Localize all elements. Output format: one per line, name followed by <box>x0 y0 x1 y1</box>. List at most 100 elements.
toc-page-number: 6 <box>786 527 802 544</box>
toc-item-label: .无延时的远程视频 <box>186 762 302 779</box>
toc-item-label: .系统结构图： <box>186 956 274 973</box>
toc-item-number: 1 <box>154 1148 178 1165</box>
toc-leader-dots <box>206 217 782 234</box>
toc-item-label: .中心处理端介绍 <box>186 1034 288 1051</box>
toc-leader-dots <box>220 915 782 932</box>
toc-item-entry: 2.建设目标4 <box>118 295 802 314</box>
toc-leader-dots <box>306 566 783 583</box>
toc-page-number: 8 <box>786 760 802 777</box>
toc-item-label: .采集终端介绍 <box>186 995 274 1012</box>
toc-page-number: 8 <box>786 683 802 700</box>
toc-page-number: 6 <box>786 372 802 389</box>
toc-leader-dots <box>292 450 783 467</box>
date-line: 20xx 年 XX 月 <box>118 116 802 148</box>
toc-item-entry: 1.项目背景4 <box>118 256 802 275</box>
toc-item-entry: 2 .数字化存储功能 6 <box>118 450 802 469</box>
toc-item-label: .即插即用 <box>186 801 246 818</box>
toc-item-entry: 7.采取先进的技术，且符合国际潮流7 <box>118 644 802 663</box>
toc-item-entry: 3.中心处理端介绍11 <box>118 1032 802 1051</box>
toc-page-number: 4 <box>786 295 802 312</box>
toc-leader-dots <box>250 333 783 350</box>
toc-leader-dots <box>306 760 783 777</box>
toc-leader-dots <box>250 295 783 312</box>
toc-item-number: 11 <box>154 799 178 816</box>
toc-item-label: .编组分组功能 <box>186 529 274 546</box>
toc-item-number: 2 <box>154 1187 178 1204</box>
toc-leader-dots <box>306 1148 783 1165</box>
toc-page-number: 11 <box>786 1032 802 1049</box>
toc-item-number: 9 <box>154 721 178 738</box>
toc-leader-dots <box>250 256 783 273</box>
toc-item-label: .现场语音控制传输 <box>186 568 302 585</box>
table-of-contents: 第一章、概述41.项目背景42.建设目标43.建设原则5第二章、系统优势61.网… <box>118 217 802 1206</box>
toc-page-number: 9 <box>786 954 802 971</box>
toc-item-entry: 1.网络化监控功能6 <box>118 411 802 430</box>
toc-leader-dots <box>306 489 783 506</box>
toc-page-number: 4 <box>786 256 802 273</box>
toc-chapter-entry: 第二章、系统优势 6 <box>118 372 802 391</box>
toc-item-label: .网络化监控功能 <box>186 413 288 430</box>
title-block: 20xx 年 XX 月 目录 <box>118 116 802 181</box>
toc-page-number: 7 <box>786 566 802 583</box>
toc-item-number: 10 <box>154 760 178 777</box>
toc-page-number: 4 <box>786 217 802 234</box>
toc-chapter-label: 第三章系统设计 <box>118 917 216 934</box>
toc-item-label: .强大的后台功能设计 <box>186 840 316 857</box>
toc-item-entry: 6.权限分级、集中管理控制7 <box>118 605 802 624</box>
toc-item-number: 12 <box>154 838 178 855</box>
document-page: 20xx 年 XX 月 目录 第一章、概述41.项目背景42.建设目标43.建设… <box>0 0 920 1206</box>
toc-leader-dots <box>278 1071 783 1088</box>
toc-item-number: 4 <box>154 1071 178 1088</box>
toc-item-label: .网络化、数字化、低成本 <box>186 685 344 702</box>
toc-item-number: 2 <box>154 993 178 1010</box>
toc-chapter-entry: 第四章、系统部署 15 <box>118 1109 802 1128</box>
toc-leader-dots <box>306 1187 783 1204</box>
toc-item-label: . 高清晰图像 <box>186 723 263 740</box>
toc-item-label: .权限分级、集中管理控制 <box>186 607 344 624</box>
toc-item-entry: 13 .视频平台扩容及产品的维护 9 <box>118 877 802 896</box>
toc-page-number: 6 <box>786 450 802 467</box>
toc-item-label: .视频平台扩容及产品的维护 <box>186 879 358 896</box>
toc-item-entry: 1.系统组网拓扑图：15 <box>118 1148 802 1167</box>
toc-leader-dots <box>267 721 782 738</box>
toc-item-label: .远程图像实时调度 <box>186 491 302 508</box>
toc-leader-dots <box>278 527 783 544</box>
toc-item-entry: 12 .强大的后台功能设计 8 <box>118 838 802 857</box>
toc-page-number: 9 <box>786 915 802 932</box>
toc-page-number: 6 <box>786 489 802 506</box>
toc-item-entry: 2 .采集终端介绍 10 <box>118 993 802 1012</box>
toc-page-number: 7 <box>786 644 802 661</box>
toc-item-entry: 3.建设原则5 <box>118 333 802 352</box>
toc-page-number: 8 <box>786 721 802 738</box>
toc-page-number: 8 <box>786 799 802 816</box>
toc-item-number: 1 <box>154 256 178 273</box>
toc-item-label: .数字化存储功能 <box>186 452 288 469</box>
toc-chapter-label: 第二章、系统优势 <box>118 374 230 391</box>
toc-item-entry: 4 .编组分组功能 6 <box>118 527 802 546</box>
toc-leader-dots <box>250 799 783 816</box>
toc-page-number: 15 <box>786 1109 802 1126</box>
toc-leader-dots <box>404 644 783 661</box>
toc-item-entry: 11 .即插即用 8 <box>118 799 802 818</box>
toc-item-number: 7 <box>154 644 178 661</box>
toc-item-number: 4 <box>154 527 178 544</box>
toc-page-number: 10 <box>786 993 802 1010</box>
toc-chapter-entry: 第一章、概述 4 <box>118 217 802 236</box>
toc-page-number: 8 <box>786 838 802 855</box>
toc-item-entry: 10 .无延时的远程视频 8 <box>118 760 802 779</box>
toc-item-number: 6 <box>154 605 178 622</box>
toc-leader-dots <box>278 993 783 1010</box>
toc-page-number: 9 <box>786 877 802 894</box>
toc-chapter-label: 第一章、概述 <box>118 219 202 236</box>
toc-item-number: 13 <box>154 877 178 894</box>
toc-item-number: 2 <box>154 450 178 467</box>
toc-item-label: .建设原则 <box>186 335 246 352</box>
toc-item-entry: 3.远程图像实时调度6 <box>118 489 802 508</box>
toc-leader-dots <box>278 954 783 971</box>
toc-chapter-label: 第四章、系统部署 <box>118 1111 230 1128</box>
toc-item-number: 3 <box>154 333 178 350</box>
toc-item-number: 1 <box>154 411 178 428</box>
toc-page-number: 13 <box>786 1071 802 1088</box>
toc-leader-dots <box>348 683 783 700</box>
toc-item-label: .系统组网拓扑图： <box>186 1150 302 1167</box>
---*---
EXERCISE PROMPT:
Retype the full listing above verbatim, line by line.

RESULT:
Localize all elements. Output format: one per line, name followed by <box>x0 y0 x1 y1</box>. List at most 100 elements.
toc-page-number: 6 <box>786 527 802 544</box>
toc-item-label: .无延时的远程视频 <box>186 762 302 779</box>
toc-item-label: .系统结构图： <box>186 956 274 973</box>
toc-item-number: 1 <box>154 1148 178 1165</box>
toc-leader-dots <box>206 217 782 234</box>
toc-item-label: .中心处理端介绍 <box>186 1034 288 1051</box>
toc-leader-dots <box>220 915 782 932</box>
toc-item-entry: 2.建设目标4 <box>118 295 802 314</box>
toc-leader-dots <box>306 566 783 583</box>
toc-page-number: 8 <box>786 760 802 777</box>
toc-item-label: .采集终端介绍 <box>186 995 274 1012</box>
toc-page-number: 8 <box>786 683 802 700</box>
toc-page-number: 6 <box>786 372 802 389</box>
toc-leader-dots <box>292 450 783 467</box>
date-line: 20xx 年 XX 月 <box>118 116 802 148</box>
toc-item-entry: 1.项目背景4 <box>118 256 802 275</box>
toc-item-entry: 2 .数字化存储功能 6 <box>118 450 802 469</box>
toc-item-label: .即插即用 <box>186 801 246 818</box>
toc-item-entry: 7.采取先进的技术，且符合国际潮流7 <box>118 644 802 663</box>
toc-item-entry: 3.中心处理端介绍11 <box>118 1032 802 1051</box>
toc-page-number: 4 <box>786 295 802 312</box>
toc-leader-dots <box>250 333 783 350</box>
toc-leader-dots <box>306 760 783 777</box>
toc-leader-dots <box>250 295 783 312</box>
toc-item-number: 11 <box>154 799 178 816</box>
toc-item-label: .编组分组功能 <box>186 529 274 546</box>
toc-item-number: 2 <box>154 1187 178 1204</box>
toc-leader-dots <box>306 1148 783 1165</box>
toc-page-number: 11 <box>786 1032 802 1049</box>
toc-item-number: 9 <box>154 721 178 738</box>
toc-leader-dots <box>250 256 783 273</box>
toc-item-label: .现场语音控制传输 <box>186 568 302 585</box>
table-of-contents: 第一章、概述41.项目背景42.建设目标43.建设原则5第二章、系统优势61.网… <box>118 217 802 1206</box>
toc-page-number: 9 <box>786 954 802 971</box>
toc-item-entry: 1.网络化监控功能6 <box>118 411 802 430</box>
toc-leader-dots <box>306 489 783 506</box>
toc-page-number: 4 <box>786 256 802 273</box>
toc-chapter-entry: 第二章、系统优势 6 <box>118 372 802 391</box>
toc-item-label: .网络化监控功能 <box>186 413 288 430</box>
title-block: 20xx 年 XX 月 目录 <box>118 116 802 181</box>
toc-page-number: 7 <box>786 566 802 583</box>
toc-item-number: 10 <box>154 760 178 777</box>
toc-page-number: 4 <box>786 217 802 234</box>
toc-chapter-label: 第三章系统设计 <box>118 917 216 934</box>
toc-item-label: .强大的后台功能设计 <box>186 840 316 857</box>
toc-item-entry: 6.权限分级、集中管理控制7 <box>118 605 802 624</box>
toc-item-number: 12 <box>154 838 178 855</box>
document-page: 20xx 年 XX 月 目录 第一章、概述41.项目背景42.建设目标43.建设… <box>0 0 920 1206</box>
toc-leader-dots <box>278 1071 783 1088</box>
toc-item-number: 4 <box>154 1071 178 1088</box>
toc-item-label: .网络化、数字化、低成本 <box>186 685 344 702</box>
toc-item-number: 2 <box>154 993 178 1010</box>
toc-chapter-entry: 第四章、系统部署 15 <box>118 1109 802 1128</box>
toc-leader-dots <box>306 1187 783 1204</box>
toc-item-label: . 高清晰图像 <box>186 723 263 740</box>
toc-item-label: .权限分级、集中管理控制 <box>186 607 344 624</box>
toc-item-entry: 13 .视频平台扩容及产品的维护 9 <box>118 877 802 896</box>
toc-page-number: 6 <box>786 450 802 467</box>
toc-item-label: .视频平台扩容及产品的维护 <box>186 879 358 896</box>
toc-item-entry: 1.系统组网拓扑图：15 <box>118 1148 802 1167</box>
toc-leader-dots <box>267 721 782 738</box>
toc-item-label: .远程图像实时调度 <box>186 491 302 508</box>
toc-leader-dots <box>278 527 783 544</box>
toc-item-entry: 12 .强大的后台功能设计 8 <box>118 838 802 857</box>
toc-page-number: 9 <box>786 915 802 932</box>
toc-page-number: 6 <box>786 489 802 506</box>
toc-item-entry: 2 .采集终端介绍 10 <box>118 993 802 1012</box>
toc-page-number: 7 <box>786 644 802 661</box>
toc-item-entry: 3.建设原则5 <box>118 333 802 352</box>
toc-page-number: 8 <box>786 721 802 738</box>
toc-page-number: 8 <box>786 799 802 816</box>
toc-item-number: 1 <box>154 256 178 273</box>
toc-item-label: .数字化存储功能 <box>186 452 288 469</box>
toc-chapter-label: 第二章、系统优势 <box>118 374 230 391</box>
toc-item-entry: 4 .编组分组功能 6 <box>118 527 802 546</box>
toc-leader-dots <box>250 799 783 816</box>
toc-page-number: 15 <box>786 1109 802 1126</box>
toc-leader-dots <box>404 644 783 661</box>
toc-item-entry: 11 .即插即用 8 <box>118 799 802 818</box>
toc-item-number: 7 <box>154 644 178 661</box>
toc-item-number: 4 <box>154 527 178 544</box>
toc-page-number: 10 <box>786 993 802 1010</box>
toc-chapter-entry: 第一章、概述 4 <box>118 217 802 236</box>
toc-page-number: 8 <box>786 838 802 855</box>
toc-item-entry: 10 .无延时的远程视频 8 <box>118 760 802 779</box>
toc-item-number: 6 <box>154 605 178 622</box>
toc-leader-dots <box>278 993 783 1010</box>
toc-page-number: 9 <box>786 877 802 894</box>
toc-chapter-label: 第一章、概述 <box>118 219 202 236</box>
toc-item-number: 13 <box>154 877 178 894</box>
toc-item-number: 2 <box>154 450 178 467</box>
toc-item-label: .建设原则 <box>186 335 246 352</box>
toc-item-entry: 3.远程图像实时调度6 <box>118 489 802 508</box>
toc-leader-dots <box>278 954 783 971</box>
toc-chapter-label: 第四章、系统部署 <box>118 1111 230 1128</box>
toc-item-number: 3 <box>154 333 178 350</box>
toc-item-number: 1 <box>154 411 178 428</box>
toc-page-number: 13 <box>786 1071 802 1088</box>
toc-leader-dots <box>348 683 783 700</box>
toc-item-label: .系统组网拓扑图： <box>186 1150 302 1167</box>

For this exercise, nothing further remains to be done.